WHAT TO WORK ON:
Every record below should be written out exactly; pictures stay out.

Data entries

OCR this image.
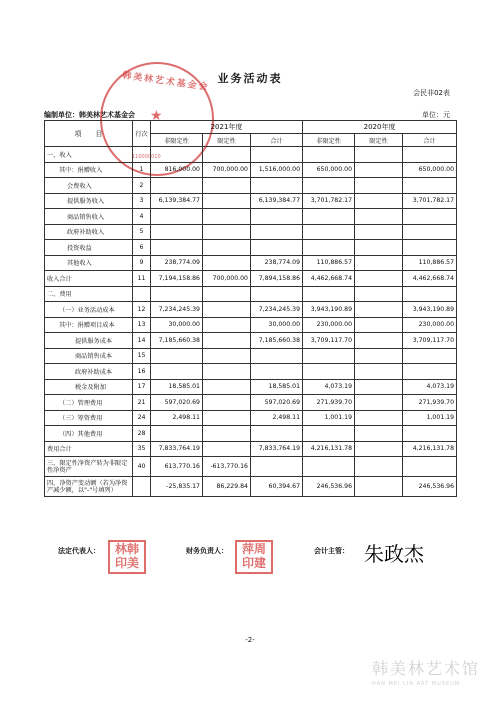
业务活动表
会民非02表
编制单位：韩美林艺术基金会	单位：元
韩美林艺术基金会
★
110000010
项　　目	行次	2021年度			2020年度		
		非限定性	限定性	合计	非限定性	限定性	合计
一、收入							
其中：捐赠收入	1	816,000.00	700,000.00	1,516,000.00	650,000.00		650,000.00
会费收入	2						
提供服务收入	3	6,139,384.77		6,139,384.77	3,701,782.17		3,701,782.17
商品销售收入	4						
政府补助收入	5						
投资收益	6						
其他收入	9	238,774.09		238,774.09	110,886.57		110,886.57
收入合计	11	7,194,158.86	700,000.00	7,894,158.86	4,462,668.74		4,462,668.74
二、费用							
（一）业务活动成本	12	7,234,245.39		7,234,245.39	3,943,190.89		3,943,190.89
其中：捐赠项目成本	13	30,000.00		30,000.00	230,000.00		230,000.00
提供服务成本	14	7,185,660.38		7,185,660.38	3,709,117.70		3,709,117.70
商品销售成本	15						
政府补助成本	16						
税金及附加	17	18,585.01		18,585.01	4,073.19		4,073.19
（二）管理费用	21	597,020.69		597,020.69	271,939.70		271,939.70
（三）筹资费用	24	2,498.11		2,498.11	1,001.19		1,001.19
（四）其他费用	28						
费用合计	35	7,833,764.19		7,833,764.19	4,216,131.78		4,216,131.78
三、限定性净资产转为非限定性净资产	40	613,770.16	-613,770.16				
四、净资产变动额（若为净资产减少额，以"-"号填列）		-25,835.17	86,229.84	60,394.67	246,536.96		246,536.96
法定代表人：	林韩
印美
财务负责人：	萍周
印建
会计主管： 朱政杰
-2-
韩美林艺术馆
HAN MEI LIN ART MUSEUM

THE COMPLETED TASK:
OCR this image.
业务活动表
会民非02表
编制单位：韩美林艺术基金会	单位：元
韩美林艺术基金会
★
110000010
项　　目	行次	2021年度			2020年度		
		非限定性	限定性	合计	非限定性	限定性	合计
一、收入							
其中：捐赠收入	1	816,000.00	700,000.00	1,516,000.00	650,000.00		650,000.00
会费收入	2						
提供服务收入	3	6,139,384.77		6,139,384.77	3,701,782.17		3,701,782.17
商品销售收入	4						
政府补助收入	5						
投资收益	6						
其他收入	9	238,774.09		238,774.09	110,886.57		110,886.57
收入合计	11	7,194,158.86	700,000.00	7,894,158.86	4,462,668.74		4,462,668.74
二、费用							
（一）业务活动成本	12	7,234,245.39		7,234,245.39	3,943,190.89		3,943,190.89
其中：捐赠项目成本	13	30,000.00		30,000.00	230,000.00		230,000.00
提供服务成本	14	7,185,660.38		7,185,660.38	3,709,117.70		3,709,117.70
商品销售成本	15						
政府补助成本	16						
税金及附加	17	18,585.01		18,585.01	4,073.19		4,073.19
（二）管理费用	21	597,020.69		597,020.69	271,939.70		271,939.70
（三）筹资费用	24	2,498.11		2,498.11	1,001.19		1,001.19
（四）其他费用	28						
费用合计	35	7,833,764.19		7,833,764.19	4,216,131.78		4,216,131.78
三、限定性净资产转为非限定性净资产	40	613,770.16	-613,770.16				
四、净资产变动额（若为净资产减少额，以"-"号填列）		-25,835.17	86,229.84	60,394.67	246,536.96		246,536.96
法定代表人：	林韩
印美
财务负责人：	萍周
印建
会计主管： 朱政杰
-2-
韩美林艺术馆
HAN MEI LIN ART MUSEUM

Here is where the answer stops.